══ Records supplied ══
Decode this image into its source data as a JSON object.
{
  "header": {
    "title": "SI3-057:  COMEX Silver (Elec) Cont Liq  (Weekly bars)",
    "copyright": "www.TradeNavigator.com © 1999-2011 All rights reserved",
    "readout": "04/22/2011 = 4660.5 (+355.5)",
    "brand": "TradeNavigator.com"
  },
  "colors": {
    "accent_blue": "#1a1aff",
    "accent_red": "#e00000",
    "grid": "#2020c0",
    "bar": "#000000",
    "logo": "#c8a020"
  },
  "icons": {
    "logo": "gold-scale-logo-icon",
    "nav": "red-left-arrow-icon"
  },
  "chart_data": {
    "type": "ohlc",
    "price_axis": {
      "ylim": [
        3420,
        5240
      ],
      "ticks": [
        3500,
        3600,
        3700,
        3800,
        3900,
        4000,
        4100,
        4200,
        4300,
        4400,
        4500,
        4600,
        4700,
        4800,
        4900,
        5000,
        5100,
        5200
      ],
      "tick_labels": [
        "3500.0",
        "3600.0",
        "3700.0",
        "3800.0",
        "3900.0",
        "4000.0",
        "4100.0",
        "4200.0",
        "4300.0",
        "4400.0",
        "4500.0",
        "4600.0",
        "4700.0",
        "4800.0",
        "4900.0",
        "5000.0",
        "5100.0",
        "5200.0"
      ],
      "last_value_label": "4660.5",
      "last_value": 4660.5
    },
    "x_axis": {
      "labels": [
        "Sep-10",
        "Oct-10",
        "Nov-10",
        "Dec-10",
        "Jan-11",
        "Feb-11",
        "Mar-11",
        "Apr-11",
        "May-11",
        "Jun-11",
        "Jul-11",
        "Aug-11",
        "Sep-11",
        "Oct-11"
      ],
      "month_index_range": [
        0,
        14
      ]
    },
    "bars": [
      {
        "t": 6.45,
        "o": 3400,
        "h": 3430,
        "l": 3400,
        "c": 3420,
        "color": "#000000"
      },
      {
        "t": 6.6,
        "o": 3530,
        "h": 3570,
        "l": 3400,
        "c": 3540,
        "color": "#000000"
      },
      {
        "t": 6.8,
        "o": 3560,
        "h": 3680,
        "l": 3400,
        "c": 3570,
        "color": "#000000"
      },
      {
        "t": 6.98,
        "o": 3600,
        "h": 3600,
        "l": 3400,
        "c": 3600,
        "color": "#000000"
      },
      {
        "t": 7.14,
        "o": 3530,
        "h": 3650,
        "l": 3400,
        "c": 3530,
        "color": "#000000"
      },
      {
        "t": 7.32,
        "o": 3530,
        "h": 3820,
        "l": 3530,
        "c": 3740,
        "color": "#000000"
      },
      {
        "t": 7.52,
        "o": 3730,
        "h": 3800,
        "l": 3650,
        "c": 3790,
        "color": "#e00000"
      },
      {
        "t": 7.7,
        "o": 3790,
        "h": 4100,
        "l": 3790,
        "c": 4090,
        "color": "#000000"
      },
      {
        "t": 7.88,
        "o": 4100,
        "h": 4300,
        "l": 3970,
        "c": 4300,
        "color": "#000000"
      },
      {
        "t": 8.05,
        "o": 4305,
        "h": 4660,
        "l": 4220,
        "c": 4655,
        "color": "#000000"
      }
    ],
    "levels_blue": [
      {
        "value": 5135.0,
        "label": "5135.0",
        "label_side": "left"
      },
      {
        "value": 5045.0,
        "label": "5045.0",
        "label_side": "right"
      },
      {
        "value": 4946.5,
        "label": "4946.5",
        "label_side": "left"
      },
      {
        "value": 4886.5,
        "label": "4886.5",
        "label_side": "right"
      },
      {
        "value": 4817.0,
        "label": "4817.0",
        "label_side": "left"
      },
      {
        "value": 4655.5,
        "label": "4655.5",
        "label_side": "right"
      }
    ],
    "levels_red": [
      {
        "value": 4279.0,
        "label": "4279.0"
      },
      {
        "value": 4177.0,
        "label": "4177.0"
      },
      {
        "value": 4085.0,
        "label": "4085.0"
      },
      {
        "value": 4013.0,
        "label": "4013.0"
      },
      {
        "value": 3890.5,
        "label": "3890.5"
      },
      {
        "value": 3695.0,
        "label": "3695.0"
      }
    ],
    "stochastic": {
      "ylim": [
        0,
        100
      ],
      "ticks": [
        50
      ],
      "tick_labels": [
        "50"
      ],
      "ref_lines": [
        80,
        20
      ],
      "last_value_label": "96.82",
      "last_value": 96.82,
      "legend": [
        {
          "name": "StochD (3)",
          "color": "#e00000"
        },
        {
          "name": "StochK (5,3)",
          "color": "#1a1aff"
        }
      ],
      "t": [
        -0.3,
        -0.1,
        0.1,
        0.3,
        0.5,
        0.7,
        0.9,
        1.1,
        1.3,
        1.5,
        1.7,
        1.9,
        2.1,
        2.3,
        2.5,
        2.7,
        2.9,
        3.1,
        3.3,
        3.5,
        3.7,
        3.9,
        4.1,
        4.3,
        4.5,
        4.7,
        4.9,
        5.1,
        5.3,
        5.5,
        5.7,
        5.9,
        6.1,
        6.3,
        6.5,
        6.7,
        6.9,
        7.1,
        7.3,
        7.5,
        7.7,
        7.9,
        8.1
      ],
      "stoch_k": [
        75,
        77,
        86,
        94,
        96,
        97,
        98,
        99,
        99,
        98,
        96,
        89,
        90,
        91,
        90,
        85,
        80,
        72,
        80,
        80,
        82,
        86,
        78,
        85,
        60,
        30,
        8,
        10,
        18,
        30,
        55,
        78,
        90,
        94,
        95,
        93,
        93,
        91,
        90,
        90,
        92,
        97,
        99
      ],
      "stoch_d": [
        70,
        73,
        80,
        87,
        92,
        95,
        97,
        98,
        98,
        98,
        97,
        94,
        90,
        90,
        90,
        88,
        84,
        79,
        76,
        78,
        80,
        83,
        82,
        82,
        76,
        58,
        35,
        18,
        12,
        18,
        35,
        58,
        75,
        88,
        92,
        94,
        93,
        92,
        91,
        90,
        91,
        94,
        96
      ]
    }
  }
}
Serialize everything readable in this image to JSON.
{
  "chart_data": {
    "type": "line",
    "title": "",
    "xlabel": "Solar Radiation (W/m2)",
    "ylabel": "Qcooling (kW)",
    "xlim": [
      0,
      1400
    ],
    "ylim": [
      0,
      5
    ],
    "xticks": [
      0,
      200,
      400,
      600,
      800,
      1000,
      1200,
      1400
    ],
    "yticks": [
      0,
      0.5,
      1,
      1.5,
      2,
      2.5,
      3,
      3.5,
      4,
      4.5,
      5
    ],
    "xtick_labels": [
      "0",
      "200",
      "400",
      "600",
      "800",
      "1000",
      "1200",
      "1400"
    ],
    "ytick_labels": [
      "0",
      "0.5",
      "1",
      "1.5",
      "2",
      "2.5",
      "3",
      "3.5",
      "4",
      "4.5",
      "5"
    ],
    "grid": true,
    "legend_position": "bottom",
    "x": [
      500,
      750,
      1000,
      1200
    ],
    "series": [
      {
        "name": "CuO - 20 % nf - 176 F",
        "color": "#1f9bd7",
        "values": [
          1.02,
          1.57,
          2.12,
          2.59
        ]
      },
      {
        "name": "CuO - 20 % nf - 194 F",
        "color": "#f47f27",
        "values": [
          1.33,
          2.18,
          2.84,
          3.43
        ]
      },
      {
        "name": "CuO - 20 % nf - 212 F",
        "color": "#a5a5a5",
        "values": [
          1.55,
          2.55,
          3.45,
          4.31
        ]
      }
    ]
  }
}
═══
_Set task:_ Reproduce each record exactly, leaving nothing out.

_Final answer:_
Decode this image into its source data as a JSON object.
{
  "header": {
    "title": "SI3-057:  COMEX Silver (Elec) Cont Liq  (Weekly bars)",
    "copyright": "www.TradeNavigator.com © 1999-2011 All rights reserved",
    "readout": "04/22/2011 = 4660.5 (+355.5)",
    "brand": "TradeNavigator.com"
  },
  "colors": {
    "accent_blue": "#1a1aff",
    "accent_red": "#e00000",
    "grid": "#2020c0",
    "bar": "#000000",
    "logo": "#c8a020"
  },
  "icons": {
    "logo": "gold-scale-logo-icon",
    "nav": "red-left-arrow-icon"
  },
  "chart_data": {
    "type": "ohlc",
    "price_axis": {
      "ylim": [
        3420,
        5240
      ],
      "ticks": [
        3500,
        3600,
        3700,
        3800,
        3900,
        4000,
        4100,
        4200,
        4300,
        4400,
        4500,
        4600,
        4700,
        4800,
        4900,
        5000,
        5100,
        5200
      ],
      "tick_labels": [
        "3500.0",
        "3600.0",
        "3700.0",
        "3800.0",
        "3900.0",
        "4000.0",
        "4100.0",
        "4200.0",
        "4300.0",
        "4400.0",
        "4500.0",
        "4600.0",
        "4700.0",
        "4800.0",
        "4900.0",
        "5000.0",
        "5100.0",
        "5200.0"
      ],
      "last_value_label": "4660.5",
      "last_value": 4660.5
    },
    "x_axis": {
      "labels": [
        "Sep-10",
        "Oct-10",
        "Nov-10",
        "Dec-10",
        "Jan-11",
        "Feb-11",
        "Mar-11",
        "Apr-11",
        "May-11",
        "Jun-11",
        "Jul-11",
        "Aug-11",
        "Sep-11",
        "Oct-11"
      ],
      "month_index_range": [
        0,
        14
      ]
    },
    "bars": [
      {
        "t": 6.45,
        "o": 3400,
        "h": 3430,
        "l": 3400,
        "c": 3420,
        "color": "#000000"
      },
      {
        "t": 6.6,
        "o": 3530,
        "h": 3570,
        "l": 3400,
        "c": 3540,
        "color": "#000000"
      },
      {
        "t": 6.8,
        "o": 3560,
        "h": 3680,
        "l": 3400,
        "c": 3570,
        "color": "#000000"
      },
      {
        "t": 6.98,
        "o": 3600,
        "h": 3600,
        "l": 3400,
        "c": 3600,
        "color": "#000000"
      },
      {
        "t": 7.14,
        "o": 3530,
        "h": 3650,
        "l": 3400,
        "c": 3530,
        "color": "#000000"
      },
      {
        "t": 7.32,
        "o": 3530,
        "h": 3820,
        "l": 3530,
        "c": 3740,
        "color": "#000000"
      },
      {
        "t": 7.52,
        "o": 3730,
        "h": 3800,
        "l": 3650,
        "c": 3790,
        "color": "#e00000"
      },
      {
        "t": 7.7,
        "o": 3790,
        "h": 4100,
        "l": 3790,
        "c": 4090,
        "color": "#000000"
      },
      {
        "t": 7.88,
        "o": 4100,
        "h": 4300,
        "l": 3970,
        "c": 4300,
        "color": "#000000"
      },
      {
        "t": 8.05,
        "o": 4305,
        "h": 4660,
        "l": 4220,
        "c": 4655,
        "color": "#000000"
      }
    ],
    "levels_blue": [
      {
        "value": 5135.0,
        "label": "5135.0",
        "label_side": "left"
      },
      {
        "value": 5045.0,
        "label": "5045.0",
        "label_side": "right"
      },
      {
        "value": 4946.5,
        "label": "4946.5",
        "label_side": "left"
      },
      {
        "value": 4886.5,
        "label": "4886.5",
        "label_side": "right"
      },
      {
        "value": 4817.0,
        "label": "4817.0",
        "label_side": "left"
      },
      {
        "value": 4655.5,
        "label": "4655.5",
        "label_side": "right"
      }
    ],
    "levels_red": [
      {
        "value": 4279.0,
        "label": "4279.0"
      },
      {
        "value": 4177.0,
        "label": "4177.0"
      },
      {
        "value": 4085.0,
        "label": "4085.0"
      },
      {
        "value": 4013.0,
        "label": "4013.0"
      },
      {
        "value": 3890.5,
        "label": "3890.5"
      },
      {
        "value": 3695.0,
        "label": "3695.0"
      }
    ],
    "stochastic": {
      "ylim": [
        0,
        100
      ],
      "ticks": [
        50
      ],
      "tick_labels": [
        "50"
      ],
      "ref_lines": [
        80,
        20
      ],
      "last_value_label": "96.82",
      "last_value": 96.82,
      "legend": [
        {
          "name": "StochD (3)",
          "color": "#e00000"
        },
        {
          "name": "StochK (5,3)",
          "color": "#1a1aff"
        }
      ],
      "t": [
        -0.3,
        -0.1,
        0.1,
        0.3,
        0.5,
        0.7,
        0.9,
        1.1,
        1.3,
        1.5,
        1.7,
        1.9,
        2.1,
        2.3,
        2.5,
        2.7,
        2.9,
        3.1,
        3.3,
        3.5,
        3.7,
        3.9,
        4.1,
        4.3,
        4.5,
        4.7,
        4.9,
        5.1,
        5.3,
        5.5,
        5.7,
        5.9,
        6.1,
        6.3,
        6.5,
        6.7,
        6.9,
        7.1,
        7.3,
        7.5,
        7.7,
        7.9,
        8.1
      ],
      "stoch_k": [
        75,
        77,
        86,
        94,
        96,
        97,
        98,
        99,
        99,
        98,
        96,
        89,
        90,
        91,
        90,
        85,
        80,
        72,
        80,
        80,
        82,
        86,
        78,
        85,
        60,
        30,
        8,
        10,
        18,
        30,
        55,
        78,
        90,
        94,
        95,
        93,
        93,
        91,
        90,
        90,
        92,
        97,
        99
      ],
      "stoch_d": [
        70,
        73,
        80,
        87,
        92,
        95,
        97,
        98,
        98,
        98,
        97,
        94,
        90,
        90,
        90,
        88,
        84,
        79,
        76,
        78,
        80,
        83,
        82,
        82,
        76,
        58,
        35,
        18,
        12,
        18,
        35,
        58,
        75,
        88,
        92,
        94,
        93,
        92,
        91,
        90,
        91,
        94,
        96
      ]
    }
  }
}
Serialize everything readable in this image to JSON.
{
  "chart_data": {
    "type": "line",
    "title": "",
    "xlabel": "Solar Radiation (W/m2)",
    "ylabel": "Qcooling (kW)",
    "xlim": [
      0,
      1400
    ],
    "ylim": [
      0,
      5
    ],
    "xticks": [
      0,
      200,
      400,
      600,
      800,
      1000,
      1200,
      1400
    ],
    "yticks": [
      0,
      0.5,
      1,
      1.5,
      2,
      2.5,
      3,
      3.5,
      4,
      4.5,
      5
    ],
    "xtick_labels": [
      "0",
      "200",
      "400",
      "600",
      "800",
      "1000",
      "1200",
      "1400"
    ],
    "ytick_labels": [
      "0",
      "0.5",
      "1",
      "1.5",
      "2",
      "2.5",
      "3",
      "3.5",
      "4",
      "4.5",
      "5"
    ],
    "grid": true,
    "legend_position": "bottom",
    "x": [
      500,
      750,
      1000,
      1200
    ],
    "series": [
      {
        "name": "CuO - 20 % nf - 176 F",
        "color": "#1f9bd7",
        "values": [
          1.02,
          1.57,
          2.12,
          2.59
        ]
      },
      {
        "name": "CuO - 20 % nf - 194 F",
        "color": "#f47f27",
        "values": [
          1.33,
          2.18,
          2.84,
          3.43
        ]
      },
      {
        "name": "CuO - 20 % nf - 212 F",
        "color": "#a5a5a5",
        "values": [
          1.55,
          2.55,
          3.45,
          4.31
        ]
      }
    ]
  }
}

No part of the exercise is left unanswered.